[Extracted data entries]
[start]

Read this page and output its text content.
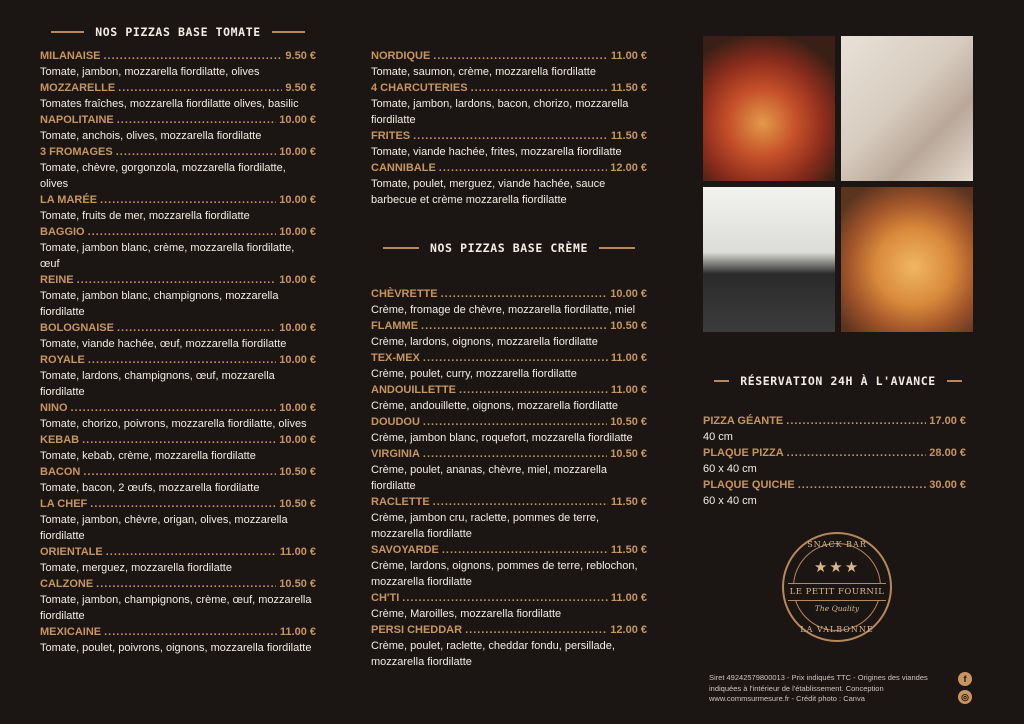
NOS PIZZAS BASE TOMATE
MILANAISE .....	9.50 €
Tomate, jambon, mozzarella fiordilatte, olives
MOZZARELLE .....	9.50 €
Tomates fraîches, mozzarella fiordilatte olives, basilic
NAPOLITAINE .....	10.00 €
Tomate, anchois, olives, mozzarella fiordilatte
3 FROMAGES .....	10.00 €
Tomate, chèvre, gorgonzola, mozzarella fiordilatte, olives
LA MARÉE .....	10.00 €
Tomate, fruits de mer, mozzarella fiordilatte
BAGGIO .....	10.00 €
Tomate, jambon blanc, crème, mozzarella fiordilatte, œuf
REINE .....	10.00 €
Tomate, jambon blanc, champignons, mozzarella fiordilatte
BOLOGNAISE .....	10.00 €
Tomate, viande hachée, œuf, mozzarella fiordilatte
ROYALE .....	10.00 €
Tomate, lardons, champignons, œuf, mozzarella fiordilatte
NINO .....	10.00 €
Tomate, chorizo, poivrons, mozzarella fiordilatte, olives
KEBAB .....	10.00 €
Tomate, kebab, crème, mozzarella fiordilatte
BACON .....	10.50 €
Tomate, bacon, 2 œufs, mozzarella fiordilatte
LA CHEF .....	10.50 €
Tomate, jambon, chèvre, origan, olives, mozzarella fiordilatte
ORIENTALE .....	11.00 €
Tomate, merguez, mozzarella fiordilatte
CALZONE .....	10.50 €
Tomate, jambon, champignons, crème, œuf, mozzarella fiordilatte
MEXICAINE .....	11.00 €
Tomate, poulet, poivrons, oignons, mozzarella fiordilatte
NORDIQUE .....	11.00 €
Tomate, saumon, crème, mozzarella fiordilatte
4 CHARCUTERIES .....	11.50 €
Tomate, jambon, lardons, bacon, chorizo, mozzarella fiordilatte
FRITES .....	11.50 €
Tomate, viande hachée, frites, mozzarella fiordilatte
CANNIBALE .....	12.00 €
Tomate, poulet, merguez, viande hachée, sauce barbecue et crème mozzarella fiordilatte
NOS PIZZAS BASE CRÈME
CHÈVRETTE .....	10.00 €
Crème, fromage de chèvre, mozzarella fiordilatte, miel
FLAMME .....	10.50 €
Crème, lardons, oignons, mozzarella fiordilatte
TEX-MEX .....	11.00 €
Crème, poulet, curry, mozzarella fiordilatte
ANDOUILLETTE .....	11.00 €
Crème, andouillette, oignons, mozzarella fiordilatte
DOUDOU .....	10.50 €
Crème, jambon blanc, roquefort, mozzarella fiordilatte
VIRGINIA .....	10.50 €
Crème, poulet, ananas, chèvre, miel, mozzarella fiordilatte
RACLETTE .....	11.50 €
Crème, jambon cru, raclette, pommes de terre, mozzarella fiordilatte
SAVOYARDE .....	11.50 €
Crème, lardons, oignons, pommes de terre, reblochon, mozzarella fiordilatte
CH'TI .....	11.00 €
Crème, Maroilles, mozzarella fiordilatte
PERSI CHEDDAR .....	12.00 €
Crème, poulet, raclette, cheddar fondu, persillade, mozzarella fiordilatte
RÉSERVATION 24H À L'AVANCE
PIZZA GÉANTE .....	17.00 €
40 cm
PLAQUE PIZZA .....	28.00 €
60 x 40 cm
PLAQUE QUICHE .....	30.00 €
60 x 40 cm
SNACK BAR
★★★
LE PETIT FOURNIL
The Quality
LA VALBONNE
Siret 49242579800013 - Prix indiqués TTC - Origines des viandes indiquées à l'intérieur de l'établissement. Conception www.commsurmesure.fr - Crédit photo : Canva
f
◎
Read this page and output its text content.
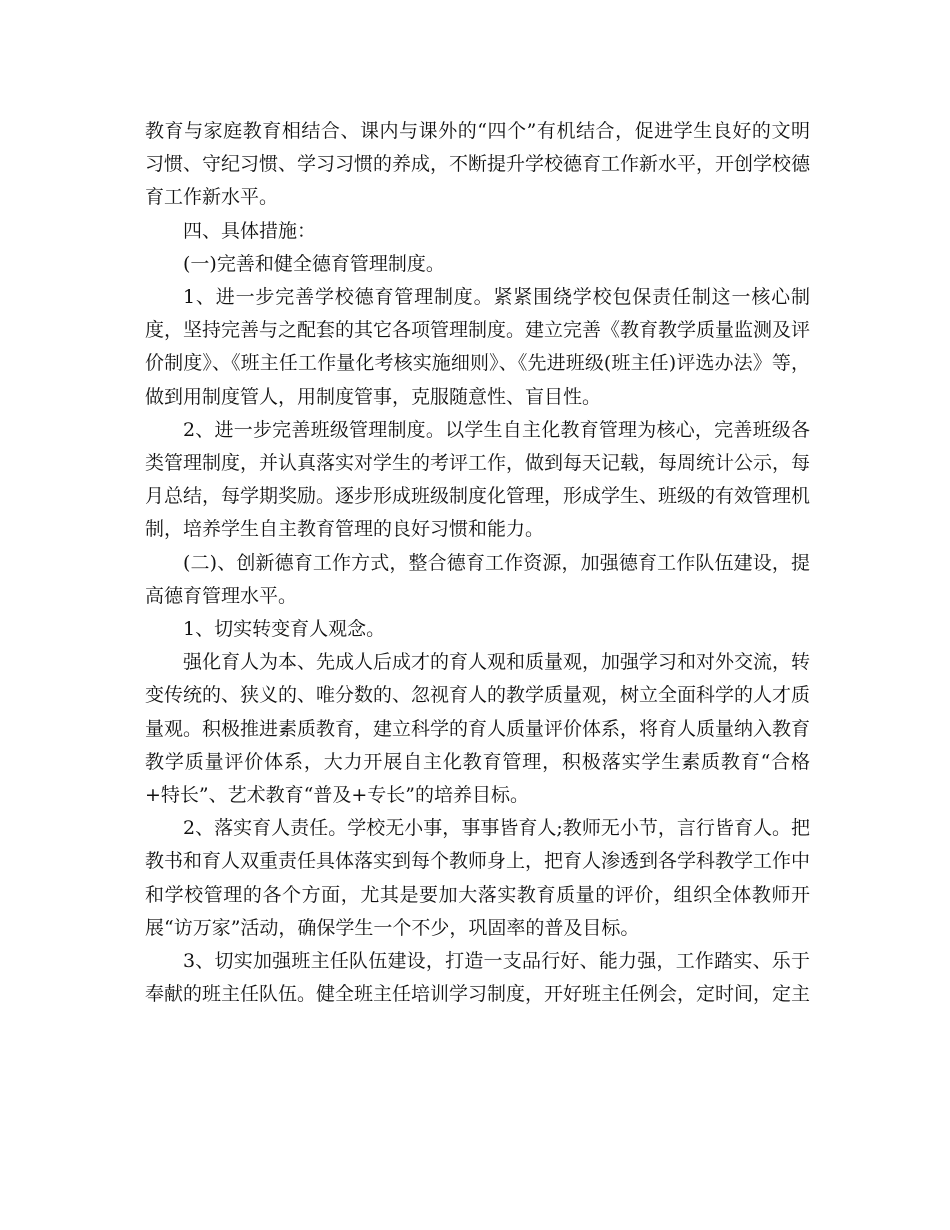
教育与家庭教育相结合、课内与课外的“四个”有机结合，促进学生良好的文明习惯、守纪习惯、学习习惯的养成，不断提升学校德育工作新水平，开创学校德育工作新水平。

四、具体措施：

(一)完善和健全德育管理制度。

1、进一步完善学校德育管理制度。紧紧围绕学校包保责任制这一核心制度，坚持完善与之配套的其它各项管理制度。建立完善《教育教学质量监测及评价制度》、《班主任工作量化考核实施细则》、《先进班级(班主任)评选办法》等，做到用制度管人，用制度管事，克服随意性、盲目性。

2、进一步完善班级管理制度。以学生自主化教育管理为核心，完善班级各类管理制度，并认真落实对学生的考评工作，做到每天记载，每周统计公示，每月总结，每学期奖励。逐步形成班级制度化管理，形成学生、班级的有效管理机制，培养学生自主教育管理的良好习惯和能力。

(二)、创新德育工作方式，整合德育工作资源，加强德育工作队伍建设，提高德育管理水平。

1、切实转变育人观念。

强化育人为本、先成人后成才的育人观和质量观，加强学习和对外交流，转变传统的、狭义的、唯分数的、忽视育人的教学质量观，树立全面科学的人才质量观。积极推进素质教育，建立科学的育人质量评价体系，将育人质量纳入教育教学质量评价体系，大力开展自主化教育管理，积极落实学生素质教育“合格+特长”、艺术教育“普及+专长”的培养目标。

2、落实育人责任。学校无小事，事事皆育人;教师无小节，言行皆育人。把教书和育人双重责任具体落实到每个教师身上，把育人渗透到各学科教学工作中和学校管理的各个方面，尤其是要加大落实教育质量的评价，组织全体教师开展“访万家”活动，确保学生一个不少，巩固率的普及目标。

3、切实加强班主任队伍建设，打造一支品行好、能力强，工作踏实、乐于奉献的班主任队伍。健全班主任培训学习制度，开好班主任例会，定时间，定主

[end]

To be done: Reproduce all of the entries word for word, skipping any pictures they hold.

The answer:
Read this page and output its text content.
NOS PIZZAS BASE TOMATE
MILANAISE .....	9.50 €
Tomate, jambon, mozzarella fiordilatte, olives
MOZZARELLE .....	9.50 €
Tomates fraîches, mozzarella fiordilatte olives, basilic
NAPOLITAINE .....	10.00 €
Tomate, anchois, olives, mozzarella fiordilatte
3 FROMAGES .....	10.00 €
Tomate, chèvre, gorgonzola, mozzarella fiordilatte, olives
LA MARÉE .....	10.00 €
Tomate, fruits de mer, mozzarella fiordilatte
BAGGIO .....	10.00 €
Tomate, jambon blanc, crème, mozzarella fiordilatte, œuf
REINE .....	10.00 €
Tomate, jambon blanc, champignons, mozzarella fiordilatte
BOLOGNAISE .....	10.00 €
Tomate, viande hachée, œuf, mozzarella fiordilatte
ROYALE .....	10.00 €
Tomate, lardons, champignons, œuf, mozzarella fiordilatte
NINO .....	10.00 €
Tomate, chorizo, poivrons, mozzarella fiordilatte, olives
KEBAB .....	10.00 €
Tomate, kebab, crème, mozzarella fiordilatte
BACON .....	10.50 €
Tomate, bacon, 2 œufs, mozzarella fiordilatte
LA CHEF .....	10.50 €
Tomate, jambon, chèvre, origan, olives, mozzarella fiordilatte
ORIENTALE .....	11.00 €
Tomate, merguez, mozzarella fiordilatte
CALZONE .....	10.50 €
Tomate, jambon, champignons, crème, œuf, mozzarella fiordilatte
MEXICAINE .....	11.00 €
Tomate, poulet, poivrons, oignons, mozzarella fiordilatte
NORDIQUE .....	11.00 €
Tomate, saumon, crème, mozzarella fiordilatte
4 CHARCUTERIES .....	11.50 €
Tomate, jambon, lardons, bacon, chorizo, mozzarella fiordilatte
FRITES .....	11.50 €
Tomate, viande hachée, frites, mozzarella fiordilatte
CANNIBALE .....	12.00 €
Tomate, poulet, merguez, viande hachée, sauce barbecue et crème mozzarella fiordilatte
NOS PIZZAS BASE CRÈME
CHÈVRETTE .....	10.00 €
Crème, fromage de chèvre, mozzarella fiordilatte, miel
FLAMME .....	10.50 €
Crème, lardons, oignons, mozzarella fiordilatte
TEX-MEX .....	11.00 €
Crème, poulet, curry, mozzarella fiordilatte
ANDOUILLETTE .....	11.00 €
Crème, andouillette, oignons, mozzarella fiordilatte
DOUDOU .....	10.50 €
Crème, jambon blanc, roquefort, mozzarella fiordilatte
VIRGINIA .....	10.50 €
Crème, poulet, ananas, chèvre, miel, mozzarella fiordilatte
RACLETTE .....	11.50 €
Crème, jambon cru, raclette, pommes de terre, mozzarella fiordilatte
SAVOYARDE .....	11.50 €
Crème, lardons, oignons, pommes de terre, reblochon, mozzarella fiordilatte
CH'TI .....	11.00 €
Crème, Maroilles, mozzarella fiordilatte
PERSI CHEDDAR .....	12.00 €
Crème, poulet, raclette, cheddar fondu, persillade, mozzarella fiordilatte
RÉSERVATION 24H À L'AVANCE
PIZZA GÉANTE .....	17.00 €
40 cm
PLAQUE PIZZA .....	28.00 €
60 x 40 cm
PLAQUE QUICHE .....	30.00 €
60 x 40 cm
SNACK BAR
★★★
LE PETIT FOURNIL
The Quality
LA VALBONNE
Siret 49242579800013 - Prix indiqués TTC - Origines des viandes indiquées à l'intérieur de l'établissement. Conception www.commsurmesure.fr - Crédit photo : Canva
f
◎
Read this page and output its text content.
教育与家庭教育相结合、课内与课外的“四个”有机结合，促进学生良好的文明习惯、守纪习惯、学习习惯的养成，不断提升学校德育工作新水平，开创学校德育工作新水平。

四、具体措施：

(一)完善和健全德育管理制度。

1、进一步完善学校德育管理制度。紧紧围绕学校包保责任制这一核心制度，坚持完善与之配套的其它各项管理制度。建立完善《教育教学质量监测及评价制度》、《班主任工作量化考核实施细则》、《先进班级(班主任)评选办法》等，做到用制度管人，用制度管事，克服随意性、盲目性。

2、进一步完善班级管理制度。以学生自主化教育管理为核心，完善班级各类管理制度，并认真落实对学生的考评工作，做到每天记载，每周统计公示，每月总结，每学期奖励。逐步形成班级制度化管理，形成学生、班级的有效管理机制，培养学生自主教育管理的良好习惯和能力。

(二)、创新德育工作方式，整合德育工作资源，加强德育工作队伍建设，提高德育管理水平。

1、切实转变育人观念。

强化育人为本、先成人后成才的育人观和质量观，加强学习和对外交流，转变传统的、狭义的、唯分数的、忽视育人的教学质量观，树立全面科学的人才质量观。积极推进素质教育，建立科学的育人质量评价体系，将育人质量纳入教育教学质量评价体系，大力开展自主化教育管理，积极落实学生素质教育“合格+特长”、艺术教育“普及+专长”的培养目标。

2、落实育人责任。学校无小事，事事皆育人;教师无小节，言行皆育人。把教书和育人双重责任具体落实到每个教师身上，把育人渗透到各学科教学工作中和学校管理的各个方面，尤其是要加大落实教育质量的评价，组织全体教师开展“访万家”活动，确保学生一个不少，巩固率的普及目标。

3、切实加强班主任队伍建设，打造一支品行好、能力强，工作踏实、乐于奉献的班主任队伍。健全班主任培训学习制度，开好班主任例会，定时间，定主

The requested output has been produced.